-- Extract --
Another disadvantage of the known methods of adjusting the laser power in layer-wise building techniques is that they are agnostic to part geometry. In the LS of a polymer, for example PEKK, the powder is deposed on the bed surface having a thickness of approximately 125 μm. Use of the normally rated laser power for a PEKK material at this thickness during LS causes penetration into sub layers of the LS bed, thereby providing additional heat energy to the layers directly below the point of incidence. The area below the point of incidence that is affected by the energy input by the laser is commonly referred to as the heat affected zone or HAZ. In the case of PEKK and other PAEK polymers, the HAZ is typically between 1 and 5 layers below the point of incidence, depending on the laser power, the material, and the thickness of the layers.
The inventors have discovered that the HAZ can have significant impact on part geometry, particularly as it relates to the construction of voids in the object for construction. For example, when constructing such voids in an object a plurality of layers having a continuous area of unsintered material are deposed on bed. The unsintered material will ultimately be removed when the build is complete, leaving a void that is defined by the surface of the surrounding material sintered during the process. Typically, the void will be defined by an upper surface.

-- Supplied records --

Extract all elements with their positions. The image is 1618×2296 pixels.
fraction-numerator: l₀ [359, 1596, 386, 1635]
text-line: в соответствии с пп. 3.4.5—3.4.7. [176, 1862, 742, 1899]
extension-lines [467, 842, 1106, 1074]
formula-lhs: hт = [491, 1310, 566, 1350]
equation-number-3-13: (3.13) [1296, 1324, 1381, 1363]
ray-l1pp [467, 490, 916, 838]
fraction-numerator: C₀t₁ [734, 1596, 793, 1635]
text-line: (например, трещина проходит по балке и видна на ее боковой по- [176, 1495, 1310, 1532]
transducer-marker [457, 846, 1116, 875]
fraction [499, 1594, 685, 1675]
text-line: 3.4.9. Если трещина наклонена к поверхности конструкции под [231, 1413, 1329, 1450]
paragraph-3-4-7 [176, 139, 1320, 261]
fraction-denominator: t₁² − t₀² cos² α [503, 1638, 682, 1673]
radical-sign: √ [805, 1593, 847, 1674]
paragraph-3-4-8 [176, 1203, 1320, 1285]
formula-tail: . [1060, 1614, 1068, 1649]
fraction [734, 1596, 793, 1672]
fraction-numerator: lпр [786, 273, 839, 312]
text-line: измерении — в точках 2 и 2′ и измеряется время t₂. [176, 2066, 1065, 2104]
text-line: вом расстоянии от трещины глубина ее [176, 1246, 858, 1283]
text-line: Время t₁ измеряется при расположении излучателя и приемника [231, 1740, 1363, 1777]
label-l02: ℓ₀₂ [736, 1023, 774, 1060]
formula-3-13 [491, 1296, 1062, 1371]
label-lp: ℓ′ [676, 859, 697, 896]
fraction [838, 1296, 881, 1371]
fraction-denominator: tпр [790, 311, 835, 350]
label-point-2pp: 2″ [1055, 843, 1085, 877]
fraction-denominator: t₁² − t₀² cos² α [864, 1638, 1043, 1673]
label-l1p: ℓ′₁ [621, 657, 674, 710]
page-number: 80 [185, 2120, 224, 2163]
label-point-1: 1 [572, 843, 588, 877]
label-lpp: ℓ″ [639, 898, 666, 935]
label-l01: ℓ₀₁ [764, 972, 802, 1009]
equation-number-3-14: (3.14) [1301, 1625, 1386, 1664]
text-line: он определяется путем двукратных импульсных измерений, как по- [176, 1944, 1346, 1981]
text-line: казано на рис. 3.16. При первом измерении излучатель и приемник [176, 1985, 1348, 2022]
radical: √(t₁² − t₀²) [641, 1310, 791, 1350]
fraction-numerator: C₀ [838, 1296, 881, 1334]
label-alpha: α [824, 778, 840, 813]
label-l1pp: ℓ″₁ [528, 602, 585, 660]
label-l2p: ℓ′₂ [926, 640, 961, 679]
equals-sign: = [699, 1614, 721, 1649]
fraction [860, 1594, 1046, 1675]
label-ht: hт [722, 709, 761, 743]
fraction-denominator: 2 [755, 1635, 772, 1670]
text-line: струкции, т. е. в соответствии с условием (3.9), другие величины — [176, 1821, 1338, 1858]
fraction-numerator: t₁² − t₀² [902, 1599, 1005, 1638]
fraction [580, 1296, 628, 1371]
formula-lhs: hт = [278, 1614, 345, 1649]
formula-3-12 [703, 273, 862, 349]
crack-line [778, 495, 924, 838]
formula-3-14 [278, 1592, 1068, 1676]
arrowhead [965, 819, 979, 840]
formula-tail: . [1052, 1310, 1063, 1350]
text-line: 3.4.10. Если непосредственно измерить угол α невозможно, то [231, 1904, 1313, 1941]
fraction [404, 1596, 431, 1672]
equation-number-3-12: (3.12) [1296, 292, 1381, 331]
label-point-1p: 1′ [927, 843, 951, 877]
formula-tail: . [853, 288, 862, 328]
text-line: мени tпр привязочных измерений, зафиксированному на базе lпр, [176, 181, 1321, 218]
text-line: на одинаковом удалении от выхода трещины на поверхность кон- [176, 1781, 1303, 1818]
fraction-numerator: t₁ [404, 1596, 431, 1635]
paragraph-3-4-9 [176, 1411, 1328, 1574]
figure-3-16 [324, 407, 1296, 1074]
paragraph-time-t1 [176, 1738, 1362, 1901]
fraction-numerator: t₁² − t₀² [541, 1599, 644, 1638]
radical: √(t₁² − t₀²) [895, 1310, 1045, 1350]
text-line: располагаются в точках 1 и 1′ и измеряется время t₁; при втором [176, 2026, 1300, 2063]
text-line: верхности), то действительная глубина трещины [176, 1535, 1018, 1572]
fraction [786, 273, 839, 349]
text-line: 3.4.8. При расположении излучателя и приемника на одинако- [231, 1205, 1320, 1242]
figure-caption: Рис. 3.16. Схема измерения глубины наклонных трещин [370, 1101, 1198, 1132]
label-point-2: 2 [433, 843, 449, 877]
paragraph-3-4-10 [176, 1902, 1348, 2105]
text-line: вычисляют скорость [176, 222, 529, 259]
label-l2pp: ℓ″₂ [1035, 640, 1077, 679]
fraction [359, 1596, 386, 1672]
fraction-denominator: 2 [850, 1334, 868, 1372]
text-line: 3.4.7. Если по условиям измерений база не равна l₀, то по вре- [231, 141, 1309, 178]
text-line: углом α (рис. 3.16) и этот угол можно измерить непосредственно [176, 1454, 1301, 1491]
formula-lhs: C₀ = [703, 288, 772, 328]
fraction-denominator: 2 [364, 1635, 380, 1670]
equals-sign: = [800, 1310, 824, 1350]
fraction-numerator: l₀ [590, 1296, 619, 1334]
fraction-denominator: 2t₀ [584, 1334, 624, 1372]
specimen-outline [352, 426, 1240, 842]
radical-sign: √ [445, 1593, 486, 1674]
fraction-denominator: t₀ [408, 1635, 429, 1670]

-- Exercise --
Go on with the text on laser power and the heat affected zone in laser sintering, starting after its last sentence. The rows are separate material and have nothing to do with the text on laser sintering.

-- Solved problem --
A disadvantage of the known methods of LS is that when sintering a downskin layer the HAZ will cause layers below the downskin to become sintered and/or to adhere to the object that is being constructed, causing the geometry of the complete part to materially deviate from the geometry specified by the CAD model. This effect can be particularly disadvantageous in the manufacture of parts requiring tight tolerances. For example, Oxford Performance Materials, Inc., based in S. Windsor, Conn., uses the LS technique to manufacture customer medical implants from PEKK, including its OsteoFab® Patient Specific Cranial Device (OPSCD), OsteoFab® Patient Specific Facial Device (OPSFD), and OsteoFab® Patient Specific Facial Device (OPSFD). Oxford Performance Materials, Inc. also manufactures aerospace components and industrial components using the LS layer-wise method. In these applications, ensuring that the constructed part conforms geometrically to its CAD model is essential. After a part is constructed, its geometry can be compared to the CAD model using a number of different techniques.
Another disadvantage of the known solutions is that they do not account for reverse heating in the area of underhang, i.e., the reverse of an overhang. Reverse heating causes unwanted interlayer fusion in subsequent layers. Although less pronounced, the latent heat in a recently sintered portion of a layer will cause an immediately adjacent and unsintered portion in a subsequent layer applied above to become adhered to the underhang, resulting in an additional deviation in part geometry.
Accordingly, there is need for an improved system and method for the manufacture of an object by LS.